PROBLEM DETAILS =>
Print the entries below word for word; the pictures stay out of your copy.

RAW DATA =>
● ● ●

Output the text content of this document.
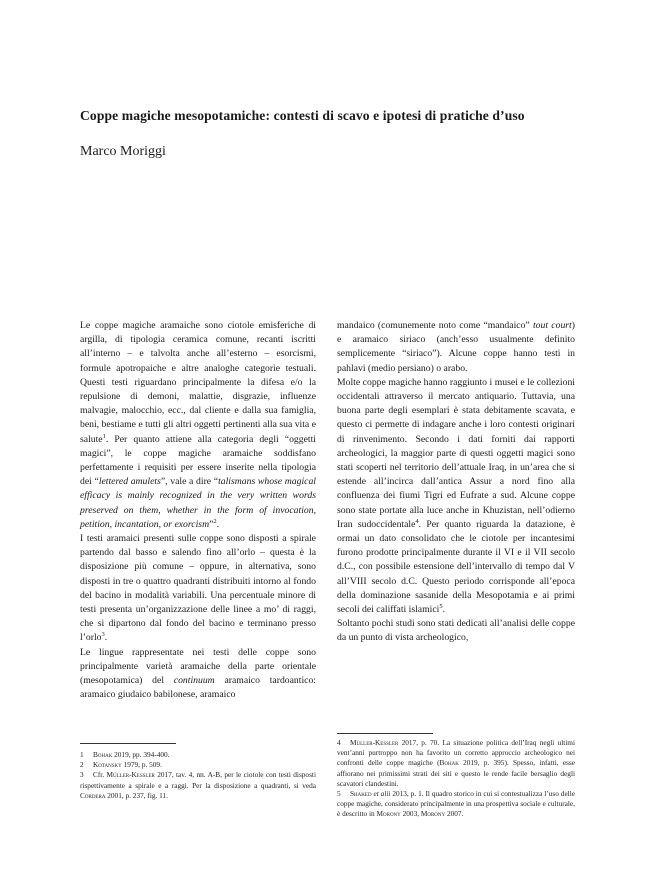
Coppe magiche mesopotamiche: contesti di scavo e ipotesi di pratiche d’uso

Marco Moriggi

Le coppe magiche aramaiche sono ciotole emisferiche di argilla, di tipologia ceramica comune, recanti iscritti all’interno – e talvolta anche all’esterno – esorcismi, formule apotropaiche e altre analoghe categorie testuali. Questi testi riguardano principalmente la difesa e/o la repulsione di demoni, malattie, disgrazie, influenze malvagie, malocchio, ecc., dal cliente e dalla sua famiglia, beni, bestiame e tutti gli altri oggetti pertinenti alla sua vita e salute$^1$. Per quanto attiene alla categoria degli “oggetti magici”, le coppe magiche aramaiche soddisfano perfettamente i requisiti per essere inserite nella tipologia dei “lettered amulets”, vale a dire “talismans whose magical efficacy is mainly recognized in the very written words preserved on them, whether in the form of invocation, petition, incantation, or exorcism”$^2$.

I testi aramaici presenti sulle coppe sono disposti a spirale partendo dal basso e salendo fino all’orlo – questa è la disposizione più comune – oppure, in alternativa, sono disposti in tre o quattro quadranti distribuiti intorno al fondo del bacino in modalità variabili. Una percentuale minore di testi presenta un’organizzazione delle linee a mo’ di raggi, che si dipartono dal fondo del bacino e terminano presso l’orlo$^3$.

Le lingue rappresentate nei testi delle coppe sono principalmente varietà aramaiche della parte orientale (mesopotamica) del continuum aramaico tardoantico: aramaico giudaico babilonese, aramaico

mandaico (comunemente noto come “mandaico” tout court) e aramaico siriaco (anch’esso usualmente definito semplicemente “siriaco”). Alcune coppe hanno testi in pahlavi (medio persiano) o arabo.

Molte coppe magiche hanno raggiunto i musei e le collezioni occidentali attraverso il mercato antiquario. Tuttavia, una buona parte degli esemplari è stata debitamente scavata, e questo ci permette di indagare anche i loro contesti originari di rinvenimento. Secondo i dati forniti dai rapporti archeologici, la maggior parte di questi oggetti magici sono stati scoperti nel territorio dell’attuale Iraq, in un’area che si estende all’incirca dall’antica Assur a nord fino alla confluenza dei fiumi Tigri ed Eufrate a sud. Alcune coppe sono state portate alla luce anche in Khuzistan, nell’odierno Iran sudoccidentale$^4$. Per quanto riguarda la datazione, è ormai un dato consolidato che le ciotole per incantesimi furono prodotte principalmente durante il VI e il VII secolo d.C., con possibile estensione dell’intervallo di tempo dal V all’VIII secolo d.C. Questo periodo corrisponde all’epoca della dominazione sasanide della Mesopotamia e ai primi secoli dei califfati islamici$^5$.

Soltanto pochi studi sono stati dedicati all’analisi delle coppe da un punto di vista archeologico,

1 Bohak 2019, pp. 394-400.
2 Kotansky 1979, p. 509.
3 Cfr. Müller-Kessler 2017, tav. 4, nn. A-B, per le ciotole con testi disposti rispettivamente a spirale e a raggi. Per la disposizione a quadranti, si veda Cordera 2001, p. 237, fig. 11.
4 Müller-Kessler 2017, p. 70. La situazione politica dell’Iraq negli ultimi vent’anni purtroppo non ha favorito un corretto approccio archeologico nei confronti delle coppe magiche (Bohak 2019, p. 395). Spesso, infatti, esse affiorano nei primissimi strati dei siti e questo le rende facile bersaglio degli scavatori clandestini.
5 Shaked et alii 2013, p. 1. Il quadro storico in cui si contestualizza l’uso delle coppe magiche, considerato principalmente in una prospettiva sociale e culturale, è descritto in Morony 2003, Morony 2007.
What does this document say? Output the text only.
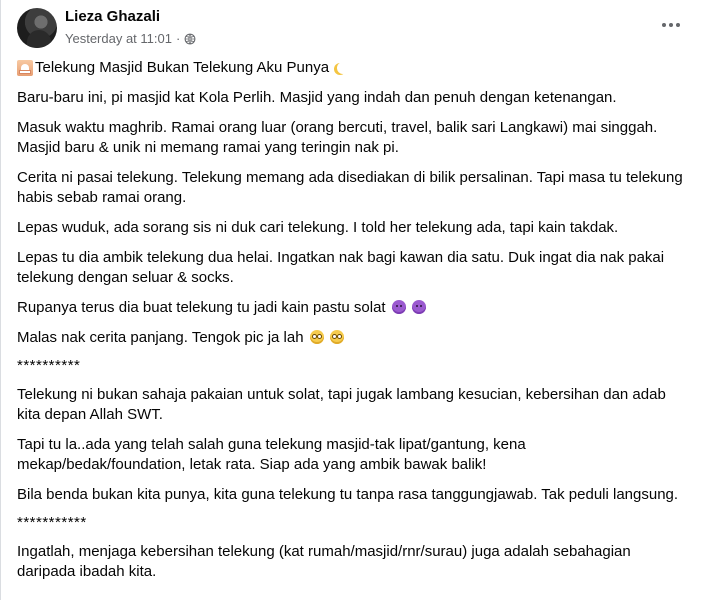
Lieza Ghazali
Yesterday at 11:01 ·
Telekung Masjid Bukan Telekung Aku Punya
Baru-baru ini, pi masjid kat Kola Perlih. Masjid yang indah dan penuh dengan ketenangan.
Masuk waktu maghrib. Ramai orang luar (orang bercuti, travel, balik sari Langkawi) mai singgah. Masjid baru & unik ni memang ramai yang teringin nak pi.
Cerita ni pasai telekung. Telekung memang ada disediakan di bilik persalinan. Tapi masa tu telekung habis sebab ramai orang.
Lepas wuduk, ada sorang sis ni duk cari telekung. I told her telekung ada, tapi kain takdak.
Lepas tu dia ambik telekung dua helai. Ingatkan nak bagi kawan dia satu. Duk ingat dia nak pakai telekung dengan seluar & socks.
Rupanya terus dia buat telekung tu jadi kain pastu solat
Malas nak cerita panjang. Tengok pic ja lah
**********
Telekung ni bukan sahaja pakaian untuk solat, tapi jugak lambang kesucian, kebersihan dan adab kita depan Allah SWT.
Tapi tu la..ada yang telah salah guna telekung masjid-tak lipat/gantung, kena mekap/bedak/foundation, letak rata. Siap ada yang ambik bawak balik!
Bila benda bukan kita punya, kita guna telekung tu tanpa rasa tanggungjawab. Tak peduli langsung.
***********
Ingatlah, menjaga kebersihan telekung (kat rumah/masjid/rnr/surau) juga adalah sebahagian daripada ibadah kita.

● ● ●

RESPONSE TO THE TASK =>
Output the text content of this document.
Coppe magiche mesopotamiche: contesti di scavo e ipotesi di pratiche d’uso

Marco Moriggi

Le coppe magiche aramaiche sono ciotole emisferiche di argilla, di tipologia ceramica comune, recanti iscritti all’interno – e talvolta anche all’esterno – esorcismi, formule apotropaiche e altre analoghe categorie testuali. Questi testi riguardano principalmente la difesa e/o la repulsione di demoni, malattie, disgrazie, influenze malvagie, malocchio, ecc., dal cliente e dalla sua famiglia, beni, bestiame e tutti gli altri oggetti pertinenti alla sua vita e salute$^1$. Per quanto attiene alla categoria degli “oggetti magici”, le coppe magiche aramaiche soddisfano perfettamente i requisiti per essere inserite nella tipologia dei “lettered amulets”, vale a dire “talismans whose magical efficacy is mainly recognized in the very written words preserved on them, whether in the form of invocation, petition, incantation, or exorcism”$^2$.

I testi aramaici presenti sulle coppe sono disposti a spirale partendo dal basso e salendo fino all’orlo – questa è la disposizione più comune – oppure, in alternativa, sono disposti in tre o quattro quadranti distribuiti intorno al fondo del bacino in modalità variabili. Una percentuale minore di testi presenta un’organizzazione delle linee a mo’ di raggi, che si dipartono dal fondo del bacino e terminano presso l’orlo$^3$.

Le lingue rappresentate nei testi delle coppe sono principalmente varietà aramaiche della parte orientale (mesopotamica) del continuum aramaico tardoantico: aramaico giudaico babilonese, aramaico

mandaico (comunemente noto come “mandaico” tout court) e aramaico siriaco (anch’esso usualmente definito semplicemente “siriaco”). Alcune coppe hanno testi in pahlavi (medio persiano) o arabo.

Molte coppe magiche hanno raggiunto i musei e le collezioni occidentali attraverso il mercato antiquario. Tuttavia, una buona parte degli esemplari è stata debitamente scavata, e questo ci permette di indagare anche i loro contesti originari di rinvenimento. Secondo i dati forniti dai rapporti archeologici, la maggior parte di questi oggetti magici sono stati scoperti nel territorio dell’attuale Iraq, in un’area che si estende all’incirca dall’antica Assur a nord fino alla confluenza dei fiumi Tigri ed Eufrate a sud. Alcune coppe sono state portate alla luce anche in Khuzistan, nell’odierno Iran sudoccidentale$^4$. Per quanto riguarda la datazione, è ormai un dato consolidato che le ciotole per incantesimi furono prodotte principalmente durante il VI e il VII secolo d.C., con possibile estensione dell’intervallo di tempo dal V all’VIII secolo d.C. Questo periodo corrisponde all’epoca della dominazione sasanide della Mesopotamia e ai primi secoli dei califfati islamici$^5$.

Soltanto pochi studi sono stati dedicati all’analisi delle coppe da un punto di vista archeologico,

1 Bohak 2019, pp. 394-400.
2 Kotansky 1979, p. 509.
3 Cfr. Müller-Kessler 2017, tav. 4, nn. A-B, per le ciotole con testi disposti rispettivamente a spirale e a raggi. Per la disposizione a quadranti, si veda Cordera 2001, p. 237, fig. 11.
4 Müller-Kessler 2017, p. 70. La situazione politica dell’Iraq negli ultimi vent’anni purtroppo non ha favorito un corretto approccio archeologico nei confronti delle coppe magiche (Bohak 2019, p. 395). Spesso, infatti, esse affiorano nei primissimi strati dei siti e questo le rende facile bersaglio degli scavatori clandestini.
5 Shaked et alii 2013, p. 1. Il quadro storico in cui si contestualizza l’uso delle coppe magiche, considerato principalmente in una prospettiva sociale e culturale, è descritto in Morony 2003, Morony 2007.
What does this document say? Output the text only.
Lieza Ghazali
Yesterday at 11:01 ·
Telekung Masjid Bukan Telekung Aku Punya
Baru-baru ini, pi masjid kat Kola Perlih. Masjid yang indah dan penuh dengan ketenangan.
Masuk waktu maghrib. Ramai orang luar (orang bercuti, travel, balik sari Langkawi) mai singgah. Masjid baru & unik ni memang ramai yang teringin nak pi.
Cerita ni pasai telekung. Telekung memang ada disediakan di bilik persalinan. Tapi masa tu telekung habis sebab ramai orang.
Lepas wuduk, ada sorang sis ni duk cari telekung. I told her telekung ada, tapi kain takdak.
Lepas tu dia ambik telekung dua helai. Ingatkan nak bagi kawan dia satu. Duk ingat dia nak pakai telekung dengan seluar & socks.
Rupanya terus dia buat telekung tu jadi kain pastu solat
Malas nak cerita panjang. Tengok pic ja lah
**********
Telekung ni bukan sahaja pakaian untuk solat, tapi jugak lambang kesucian, kebersihan dan adab kita depan Allah SWT.
Tapi tu la..ada yang telah salah guna telekung masjid-tak lipat/gantung, kena mekap/bedak/foundation, letak rata. Siap ada yang ambik bawak balik!
Bila benda bukan kita punya, kita guna telekung tu tanpa rasa tanggungjawab. Tak peduli langsung.
***********
Ingatlah, menjaga kebersihan telekung (kat rumah/masjid/rnr/surau) juga adalah sebahagian daripada ibadah kita.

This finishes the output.